# [Stated problem]
All records below must be retyped exactly.

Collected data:
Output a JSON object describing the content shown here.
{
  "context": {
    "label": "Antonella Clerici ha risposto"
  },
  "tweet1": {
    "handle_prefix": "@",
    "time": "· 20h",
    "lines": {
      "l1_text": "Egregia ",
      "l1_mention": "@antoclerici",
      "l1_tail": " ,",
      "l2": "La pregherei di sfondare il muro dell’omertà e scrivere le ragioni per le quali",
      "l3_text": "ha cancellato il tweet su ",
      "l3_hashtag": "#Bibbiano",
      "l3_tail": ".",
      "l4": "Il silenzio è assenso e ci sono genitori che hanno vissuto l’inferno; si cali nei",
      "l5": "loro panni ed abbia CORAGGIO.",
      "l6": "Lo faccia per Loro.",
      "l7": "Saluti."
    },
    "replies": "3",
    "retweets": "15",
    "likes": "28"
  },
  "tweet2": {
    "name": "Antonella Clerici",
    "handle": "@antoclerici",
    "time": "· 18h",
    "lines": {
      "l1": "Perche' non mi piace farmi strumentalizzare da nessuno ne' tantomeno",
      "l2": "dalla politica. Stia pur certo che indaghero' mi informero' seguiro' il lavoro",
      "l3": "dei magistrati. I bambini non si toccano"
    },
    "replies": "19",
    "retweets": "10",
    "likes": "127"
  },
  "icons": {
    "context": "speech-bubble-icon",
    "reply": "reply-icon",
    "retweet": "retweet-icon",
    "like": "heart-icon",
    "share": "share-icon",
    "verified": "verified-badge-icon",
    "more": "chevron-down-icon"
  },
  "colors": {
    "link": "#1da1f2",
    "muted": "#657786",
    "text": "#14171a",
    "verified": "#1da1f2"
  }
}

# [Correct result]
Output a JSON object describing the content shown here.
{
  "context": {
    "label": "Antonella Clerici ha risposto"
  },
  "tweet1": {
    "handle_prefix": "@",
    "time": "· 20h",
    "lines": {
      "l1_text": "Egregia ",
      "l1_mention": "@antoclerici",
      "l1_tail": " ,",
      "l2": "La pregherei di sfondare il muro dell’omertà e scrivere le ragioni per le quali",
      "l3_text": "ha cancellato il tweet su ",
      "l3_hashtag": "#Bibbiano",
      "l3_tail": ".",
      "l4": "Il silenzio è assenso e ci sono genitori che hanno vissuto l’inferno; si cali nei",
      "l5": "loro panni ed abbia CORAGGIO.",
      "l6": "Lo faccia per Loro.",
      "l7": "Saluti."
    },
    "replies": "3",
    "retweets": "15",
    "likes": "28"
  },
  "tweet2": {
    "name": "Antonella Clerici",
    "handle": "@antoclerici",
    "time": "· 18h",
    "lines": {
      "l1": "Perche' non mi piace farmi strumentalizzare da nessuno ne' tantomeno",
      "l2": "dalla politica. Stia pur certo che indaghero' mi informero' seguiro' il lavoro",
      "l3": "dei magistrati. I bambini non si toccano"
    },
    "replies": "19",
    "retweets": "10",
    "likes": "127"
  },
  "icons": {
    "context": "speech-bubble-icon",
    "reply": "reply-icon",
    "retweet": "retweet-icon",
    "like": "heart-icon",
    "share": "share-icon",
    "verified": "verified-badge-icon",
    "more": "chevron-down-icon"
  },
  "colors": {
    "link": "#1da1f2",
    "muted": "#657786",
    "text": "#14171a",
    "verified": "#1da1f2"
  }
}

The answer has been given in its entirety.